REQUIRED WORK: Copy, in full, each line of the material that holds the word "Annonciade".

DATA:
++++
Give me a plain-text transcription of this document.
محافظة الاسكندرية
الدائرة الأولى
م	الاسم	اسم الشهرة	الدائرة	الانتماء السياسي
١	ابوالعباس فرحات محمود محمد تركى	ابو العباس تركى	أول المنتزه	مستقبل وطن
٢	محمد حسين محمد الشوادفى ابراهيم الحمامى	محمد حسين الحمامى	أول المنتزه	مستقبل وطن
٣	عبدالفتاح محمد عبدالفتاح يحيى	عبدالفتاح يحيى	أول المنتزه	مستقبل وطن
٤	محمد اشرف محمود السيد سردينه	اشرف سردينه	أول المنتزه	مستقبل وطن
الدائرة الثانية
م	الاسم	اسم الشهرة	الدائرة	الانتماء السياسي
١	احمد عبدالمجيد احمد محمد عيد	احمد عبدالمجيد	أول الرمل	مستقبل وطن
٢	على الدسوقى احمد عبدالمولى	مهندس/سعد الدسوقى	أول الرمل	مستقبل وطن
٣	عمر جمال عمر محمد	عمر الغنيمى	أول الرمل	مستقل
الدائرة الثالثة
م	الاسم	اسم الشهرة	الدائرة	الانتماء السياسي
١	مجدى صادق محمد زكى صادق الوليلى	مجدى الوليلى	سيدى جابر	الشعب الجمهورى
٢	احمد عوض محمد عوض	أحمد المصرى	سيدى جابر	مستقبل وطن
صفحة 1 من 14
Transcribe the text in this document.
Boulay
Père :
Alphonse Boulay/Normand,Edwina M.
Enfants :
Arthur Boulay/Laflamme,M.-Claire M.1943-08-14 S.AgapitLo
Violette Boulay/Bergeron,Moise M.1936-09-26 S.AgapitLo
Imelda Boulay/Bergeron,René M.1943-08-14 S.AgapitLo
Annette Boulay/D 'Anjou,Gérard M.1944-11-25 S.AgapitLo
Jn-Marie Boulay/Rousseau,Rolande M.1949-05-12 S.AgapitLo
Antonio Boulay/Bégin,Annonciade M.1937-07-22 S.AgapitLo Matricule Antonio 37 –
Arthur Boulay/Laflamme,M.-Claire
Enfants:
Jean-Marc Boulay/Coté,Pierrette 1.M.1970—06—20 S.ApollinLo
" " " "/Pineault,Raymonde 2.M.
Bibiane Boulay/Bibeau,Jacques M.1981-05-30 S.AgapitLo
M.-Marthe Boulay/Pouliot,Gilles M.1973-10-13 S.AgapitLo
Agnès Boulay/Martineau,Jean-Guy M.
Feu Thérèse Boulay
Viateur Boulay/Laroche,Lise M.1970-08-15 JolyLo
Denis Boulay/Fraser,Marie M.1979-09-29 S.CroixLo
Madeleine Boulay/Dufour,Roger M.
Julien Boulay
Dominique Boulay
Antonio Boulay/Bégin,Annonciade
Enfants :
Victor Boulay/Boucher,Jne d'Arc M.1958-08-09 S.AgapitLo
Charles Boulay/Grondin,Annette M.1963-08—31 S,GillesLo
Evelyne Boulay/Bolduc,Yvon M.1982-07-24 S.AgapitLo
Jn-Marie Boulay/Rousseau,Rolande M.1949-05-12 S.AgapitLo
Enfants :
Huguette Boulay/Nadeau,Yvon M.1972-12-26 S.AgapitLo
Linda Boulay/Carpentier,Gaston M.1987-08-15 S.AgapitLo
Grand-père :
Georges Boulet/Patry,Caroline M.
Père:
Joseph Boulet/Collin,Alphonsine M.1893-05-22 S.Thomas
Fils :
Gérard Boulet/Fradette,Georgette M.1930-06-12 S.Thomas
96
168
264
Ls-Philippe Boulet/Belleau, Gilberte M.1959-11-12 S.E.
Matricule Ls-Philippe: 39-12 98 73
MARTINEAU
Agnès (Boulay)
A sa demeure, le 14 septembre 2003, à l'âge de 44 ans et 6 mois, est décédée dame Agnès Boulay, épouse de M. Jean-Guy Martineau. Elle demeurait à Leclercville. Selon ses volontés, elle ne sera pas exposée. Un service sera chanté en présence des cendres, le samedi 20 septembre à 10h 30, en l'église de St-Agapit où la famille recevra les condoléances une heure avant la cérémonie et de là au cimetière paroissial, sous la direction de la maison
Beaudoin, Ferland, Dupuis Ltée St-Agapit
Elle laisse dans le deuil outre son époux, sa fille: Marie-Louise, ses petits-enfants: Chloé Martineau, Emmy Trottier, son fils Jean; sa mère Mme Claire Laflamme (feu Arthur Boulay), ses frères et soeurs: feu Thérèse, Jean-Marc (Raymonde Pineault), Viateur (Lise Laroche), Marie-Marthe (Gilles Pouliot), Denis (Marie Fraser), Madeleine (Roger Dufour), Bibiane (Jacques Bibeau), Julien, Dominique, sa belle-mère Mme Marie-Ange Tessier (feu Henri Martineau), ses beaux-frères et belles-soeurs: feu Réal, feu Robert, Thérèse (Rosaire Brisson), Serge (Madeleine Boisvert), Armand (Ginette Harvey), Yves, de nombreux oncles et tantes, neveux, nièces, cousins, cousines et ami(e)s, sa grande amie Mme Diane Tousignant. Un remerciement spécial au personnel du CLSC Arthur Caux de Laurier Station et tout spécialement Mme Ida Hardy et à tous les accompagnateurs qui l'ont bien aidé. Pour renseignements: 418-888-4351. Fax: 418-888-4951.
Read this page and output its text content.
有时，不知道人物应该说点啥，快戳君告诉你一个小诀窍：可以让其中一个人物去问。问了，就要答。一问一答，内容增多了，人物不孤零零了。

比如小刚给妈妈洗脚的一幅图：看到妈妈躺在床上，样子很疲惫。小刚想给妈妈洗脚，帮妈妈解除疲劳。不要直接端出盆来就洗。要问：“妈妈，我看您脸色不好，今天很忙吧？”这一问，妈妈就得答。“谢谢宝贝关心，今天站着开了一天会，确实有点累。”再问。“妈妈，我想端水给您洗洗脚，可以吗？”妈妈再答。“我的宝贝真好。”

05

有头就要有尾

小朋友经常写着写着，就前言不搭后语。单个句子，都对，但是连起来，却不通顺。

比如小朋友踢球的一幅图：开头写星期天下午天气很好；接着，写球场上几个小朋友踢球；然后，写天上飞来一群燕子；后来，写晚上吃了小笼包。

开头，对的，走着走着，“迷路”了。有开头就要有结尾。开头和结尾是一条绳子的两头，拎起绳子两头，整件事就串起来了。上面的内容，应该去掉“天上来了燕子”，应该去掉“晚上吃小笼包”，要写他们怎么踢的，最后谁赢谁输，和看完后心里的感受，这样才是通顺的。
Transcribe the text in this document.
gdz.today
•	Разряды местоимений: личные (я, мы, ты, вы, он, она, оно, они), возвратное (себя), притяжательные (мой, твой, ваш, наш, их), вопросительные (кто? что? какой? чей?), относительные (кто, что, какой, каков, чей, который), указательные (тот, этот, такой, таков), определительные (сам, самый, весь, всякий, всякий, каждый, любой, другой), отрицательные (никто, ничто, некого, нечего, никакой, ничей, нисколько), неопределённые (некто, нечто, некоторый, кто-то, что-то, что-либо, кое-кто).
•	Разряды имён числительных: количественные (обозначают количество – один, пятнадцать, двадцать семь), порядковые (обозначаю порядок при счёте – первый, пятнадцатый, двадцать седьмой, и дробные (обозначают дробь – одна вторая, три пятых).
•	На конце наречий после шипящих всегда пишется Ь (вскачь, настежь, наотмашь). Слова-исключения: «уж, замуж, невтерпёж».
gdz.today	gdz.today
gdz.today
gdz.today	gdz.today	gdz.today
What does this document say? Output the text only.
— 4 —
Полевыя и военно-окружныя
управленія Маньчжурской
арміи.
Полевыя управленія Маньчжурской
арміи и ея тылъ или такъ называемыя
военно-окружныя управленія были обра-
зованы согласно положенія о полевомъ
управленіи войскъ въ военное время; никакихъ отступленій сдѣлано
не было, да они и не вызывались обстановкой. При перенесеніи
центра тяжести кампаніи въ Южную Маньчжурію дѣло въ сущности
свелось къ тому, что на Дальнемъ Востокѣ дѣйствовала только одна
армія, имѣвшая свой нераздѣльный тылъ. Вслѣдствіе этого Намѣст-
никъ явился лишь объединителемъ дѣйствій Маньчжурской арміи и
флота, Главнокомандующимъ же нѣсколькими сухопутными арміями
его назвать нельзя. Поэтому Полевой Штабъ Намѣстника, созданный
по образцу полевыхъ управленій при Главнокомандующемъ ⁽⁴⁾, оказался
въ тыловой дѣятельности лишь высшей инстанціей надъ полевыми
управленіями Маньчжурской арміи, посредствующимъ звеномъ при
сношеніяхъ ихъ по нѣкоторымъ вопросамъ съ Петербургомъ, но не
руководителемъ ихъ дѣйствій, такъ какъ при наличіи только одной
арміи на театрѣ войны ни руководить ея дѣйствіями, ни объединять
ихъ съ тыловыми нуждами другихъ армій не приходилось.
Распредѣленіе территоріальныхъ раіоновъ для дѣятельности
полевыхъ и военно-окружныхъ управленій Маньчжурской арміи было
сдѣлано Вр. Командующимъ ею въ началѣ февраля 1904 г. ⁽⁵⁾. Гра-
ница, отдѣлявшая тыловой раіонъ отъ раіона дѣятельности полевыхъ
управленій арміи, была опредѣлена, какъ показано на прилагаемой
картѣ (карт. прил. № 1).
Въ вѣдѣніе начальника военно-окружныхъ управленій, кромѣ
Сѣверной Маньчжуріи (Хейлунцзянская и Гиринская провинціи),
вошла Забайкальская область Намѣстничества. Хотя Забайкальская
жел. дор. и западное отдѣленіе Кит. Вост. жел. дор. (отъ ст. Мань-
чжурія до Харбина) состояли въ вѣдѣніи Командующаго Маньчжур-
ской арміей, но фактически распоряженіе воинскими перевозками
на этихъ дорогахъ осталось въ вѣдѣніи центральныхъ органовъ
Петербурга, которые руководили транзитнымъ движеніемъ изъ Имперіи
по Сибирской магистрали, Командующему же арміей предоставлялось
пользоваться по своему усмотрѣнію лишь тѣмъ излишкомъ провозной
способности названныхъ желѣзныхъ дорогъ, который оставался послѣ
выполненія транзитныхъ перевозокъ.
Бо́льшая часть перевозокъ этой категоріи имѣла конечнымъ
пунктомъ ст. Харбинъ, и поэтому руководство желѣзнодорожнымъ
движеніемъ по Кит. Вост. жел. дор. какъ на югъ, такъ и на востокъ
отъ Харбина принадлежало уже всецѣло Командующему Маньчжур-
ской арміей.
++++
COMPLETE OUTPUT:
Antonio Boulay/Bégin,Annonciade M.1937-07-22 S.AgapitLo Matricule Antonio 37 –
Antonio Boulay/Bégin,Annonciade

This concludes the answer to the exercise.